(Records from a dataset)
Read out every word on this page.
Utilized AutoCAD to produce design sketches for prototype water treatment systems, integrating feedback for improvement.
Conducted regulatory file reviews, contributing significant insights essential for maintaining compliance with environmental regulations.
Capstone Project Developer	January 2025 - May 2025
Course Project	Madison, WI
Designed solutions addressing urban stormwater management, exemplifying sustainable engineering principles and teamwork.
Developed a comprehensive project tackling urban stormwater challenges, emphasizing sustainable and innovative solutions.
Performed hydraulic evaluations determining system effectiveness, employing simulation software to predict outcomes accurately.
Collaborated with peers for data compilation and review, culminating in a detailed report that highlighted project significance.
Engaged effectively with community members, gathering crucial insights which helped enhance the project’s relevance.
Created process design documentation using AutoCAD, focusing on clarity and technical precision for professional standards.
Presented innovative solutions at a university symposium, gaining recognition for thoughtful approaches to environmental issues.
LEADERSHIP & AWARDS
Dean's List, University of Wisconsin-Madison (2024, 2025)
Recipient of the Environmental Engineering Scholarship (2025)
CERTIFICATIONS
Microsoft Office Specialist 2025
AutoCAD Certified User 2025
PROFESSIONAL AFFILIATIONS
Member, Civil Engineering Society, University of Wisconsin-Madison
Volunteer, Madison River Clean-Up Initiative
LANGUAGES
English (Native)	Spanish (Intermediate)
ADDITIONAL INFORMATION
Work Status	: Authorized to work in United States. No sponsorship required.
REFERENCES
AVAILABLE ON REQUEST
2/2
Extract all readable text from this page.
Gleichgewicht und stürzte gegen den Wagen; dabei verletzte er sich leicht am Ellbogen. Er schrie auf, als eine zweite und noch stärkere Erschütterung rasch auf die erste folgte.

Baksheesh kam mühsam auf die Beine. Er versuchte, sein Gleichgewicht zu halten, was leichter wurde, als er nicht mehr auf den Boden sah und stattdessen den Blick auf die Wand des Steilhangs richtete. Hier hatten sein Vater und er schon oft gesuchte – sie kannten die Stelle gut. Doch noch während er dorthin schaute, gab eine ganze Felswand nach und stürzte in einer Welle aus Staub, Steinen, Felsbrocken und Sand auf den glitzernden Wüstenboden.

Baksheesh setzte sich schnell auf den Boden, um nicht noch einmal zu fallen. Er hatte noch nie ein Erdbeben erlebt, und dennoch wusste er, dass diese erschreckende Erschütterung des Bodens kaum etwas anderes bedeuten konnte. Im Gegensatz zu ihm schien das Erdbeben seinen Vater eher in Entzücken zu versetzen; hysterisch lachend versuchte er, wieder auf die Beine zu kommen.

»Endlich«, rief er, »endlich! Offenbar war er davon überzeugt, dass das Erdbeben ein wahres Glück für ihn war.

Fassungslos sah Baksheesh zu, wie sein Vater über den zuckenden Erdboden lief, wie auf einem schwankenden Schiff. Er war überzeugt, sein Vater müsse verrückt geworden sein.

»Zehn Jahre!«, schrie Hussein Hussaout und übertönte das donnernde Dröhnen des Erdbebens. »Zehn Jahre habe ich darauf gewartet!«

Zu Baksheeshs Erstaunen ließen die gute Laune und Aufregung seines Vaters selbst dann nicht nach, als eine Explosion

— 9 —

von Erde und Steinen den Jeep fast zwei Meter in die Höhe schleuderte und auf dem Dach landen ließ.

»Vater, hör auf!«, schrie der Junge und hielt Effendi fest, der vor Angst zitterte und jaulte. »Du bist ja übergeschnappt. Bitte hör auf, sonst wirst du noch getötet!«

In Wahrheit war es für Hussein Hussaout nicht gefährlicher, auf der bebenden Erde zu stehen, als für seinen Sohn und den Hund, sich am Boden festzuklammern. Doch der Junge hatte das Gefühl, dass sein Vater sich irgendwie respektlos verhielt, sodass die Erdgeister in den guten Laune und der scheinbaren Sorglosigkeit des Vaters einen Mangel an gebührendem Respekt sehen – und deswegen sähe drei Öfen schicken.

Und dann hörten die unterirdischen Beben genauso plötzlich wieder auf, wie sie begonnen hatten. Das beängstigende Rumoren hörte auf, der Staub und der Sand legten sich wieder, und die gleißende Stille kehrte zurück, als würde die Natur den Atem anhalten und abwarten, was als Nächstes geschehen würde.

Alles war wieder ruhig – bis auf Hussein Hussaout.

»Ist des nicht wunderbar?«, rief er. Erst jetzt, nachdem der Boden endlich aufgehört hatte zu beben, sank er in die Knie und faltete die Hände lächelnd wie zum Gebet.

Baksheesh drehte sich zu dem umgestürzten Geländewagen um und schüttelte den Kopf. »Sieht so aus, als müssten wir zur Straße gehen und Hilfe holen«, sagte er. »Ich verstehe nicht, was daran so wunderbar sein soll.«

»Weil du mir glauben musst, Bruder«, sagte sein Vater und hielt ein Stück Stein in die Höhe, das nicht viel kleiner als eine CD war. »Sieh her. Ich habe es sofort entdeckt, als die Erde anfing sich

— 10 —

**Short problem**
Count each line with "habe" in it and report that figure by itself.

**Response to this task**
2